To be done: Below are some records; return each one exactly.

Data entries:
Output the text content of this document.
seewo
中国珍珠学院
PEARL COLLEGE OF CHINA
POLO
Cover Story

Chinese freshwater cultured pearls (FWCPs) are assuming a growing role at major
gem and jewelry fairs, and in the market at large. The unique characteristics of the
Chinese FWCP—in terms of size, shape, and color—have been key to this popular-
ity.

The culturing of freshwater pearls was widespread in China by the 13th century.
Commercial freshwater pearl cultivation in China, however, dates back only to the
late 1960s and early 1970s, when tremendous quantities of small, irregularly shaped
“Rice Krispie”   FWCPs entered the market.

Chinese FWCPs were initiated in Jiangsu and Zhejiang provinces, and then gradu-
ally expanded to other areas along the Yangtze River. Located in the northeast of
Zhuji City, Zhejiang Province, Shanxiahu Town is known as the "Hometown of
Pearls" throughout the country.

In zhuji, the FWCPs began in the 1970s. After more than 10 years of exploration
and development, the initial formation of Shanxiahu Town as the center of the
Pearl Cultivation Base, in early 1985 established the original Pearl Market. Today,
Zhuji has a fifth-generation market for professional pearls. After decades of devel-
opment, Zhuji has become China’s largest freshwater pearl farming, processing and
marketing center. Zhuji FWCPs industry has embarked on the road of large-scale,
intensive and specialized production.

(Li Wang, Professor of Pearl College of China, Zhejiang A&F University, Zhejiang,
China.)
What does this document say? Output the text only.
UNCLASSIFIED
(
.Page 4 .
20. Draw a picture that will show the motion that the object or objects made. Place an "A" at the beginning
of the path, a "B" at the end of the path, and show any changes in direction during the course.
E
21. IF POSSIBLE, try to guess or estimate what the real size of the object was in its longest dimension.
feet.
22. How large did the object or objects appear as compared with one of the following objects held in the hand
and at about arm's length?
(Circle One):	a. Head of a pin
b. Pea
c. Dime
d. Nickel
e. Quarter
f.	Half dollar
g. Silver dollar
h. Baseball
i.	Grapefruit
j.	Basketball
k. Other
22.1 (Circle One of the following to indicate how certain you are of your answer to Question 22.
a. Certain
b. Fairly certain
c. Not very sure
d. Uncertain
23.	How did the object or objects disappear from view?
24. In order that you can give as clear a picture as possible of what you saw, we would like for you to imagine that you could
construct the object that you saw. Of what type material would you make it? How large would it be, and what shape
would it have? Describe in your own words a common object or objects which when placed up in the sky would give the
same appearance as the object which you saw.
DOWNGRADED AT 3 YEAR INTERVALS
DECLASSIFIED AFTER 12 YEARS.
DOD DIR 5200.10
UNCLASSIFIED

Problem solution:
Output the text content of this document.
seewo
中国珍珠学院
PEARL COLLEGE OF CHINA
POLO
Cover Story

Chinese freshwater cultured pearls (FWCPs) are assuming a growing role at major
gem and jewelry fairs, and in the market at large. The unique characteristics of the
Chinese FWCP—in terms of size, shape, and color—have been key to this popular-
ity.

The culturing of freshwater pearls was widespread in China by the 13th century.
Commercial freshwater pearl cultivation in China, however, dates back only to the
late 1960s and early 1970s, when tremendous quantities of small, irregularly shaped
“Rice Krispie”   FWCPs entered the market.

Chinese FWCPs were initiated in Jiangsu and Zhejiang provinces, and then gradu-
ally expanded to other areas along the Yangtze River. Located in the northeast of
Zhuji City, Zhejiang Province, Shanxiahu Town is known as the "Hometown of
Pearls" throughout the country.

In zhuji, the FWCPs began in the 1970s. After more than 10 years of exploration
and development, the initial formation of Shanxiahu Town as the center of the
Pearl Cultivation Base, in early 1985 established the original Pearl Market. Today,
Zhuji has a fifth-generation market for professional pearls. After decades of devel-
opment, Zhuji has become China’s largest freshwater pearl farming, processing and
marketing center. Zhuji FWCPs industry has embarked on the road of large-scale,
intensive and specialized production.

(Li Wang, Professor of Pearl College of China, Zhejiang A&F University, Zhejiang,
China.)
What does this document say? Output the text only.
UNCLASSIFIED
(
.Page 4 .
20. Draw a picture that will show the motion that the object or objects made. Place an "A" at the beginning
of the path, a "B" at the end of the path, and show any changes in direction during the course.
E
21. IF POSSIBLE, try to guess or estimate what the real size of the object was in its longest dimension.
feet.
22. How large did the object or objects appear as compared with one of the following objects held in the hand
and at about arm's length?
(Circle One):	a. Head of a pin
b. Pea
c. Dime
d. Nickel
e. Quarter
f.	Half dollar
g. Silver dollar
h. Baseball
i.	Grapefruit
j.	Basketball
k. Other
22.1 (Circle One of the following to indicate how certain you are of your answer to Question 22.
a. Certain
b. Fairly certain
c. Not very sure
d. Uncertain
23.	How did the object or objects disappear from view?
24. In order that you can give as clear a picture as possible of what you saw, we would like for you to imagine that you could
construct the object that you saw. Of what type material would you make it? How large would it be, and what shape
would it have? Describe in your own words a common object or objects which when placed up in the sky would give the
same appearance as the object which you saw.
DOWNGRADED AT 3 YEAR INTERVALS
DECLASSIFIED AFTER 12 YEARS.
DOD DIR 5200.10
UNCLASSIFIED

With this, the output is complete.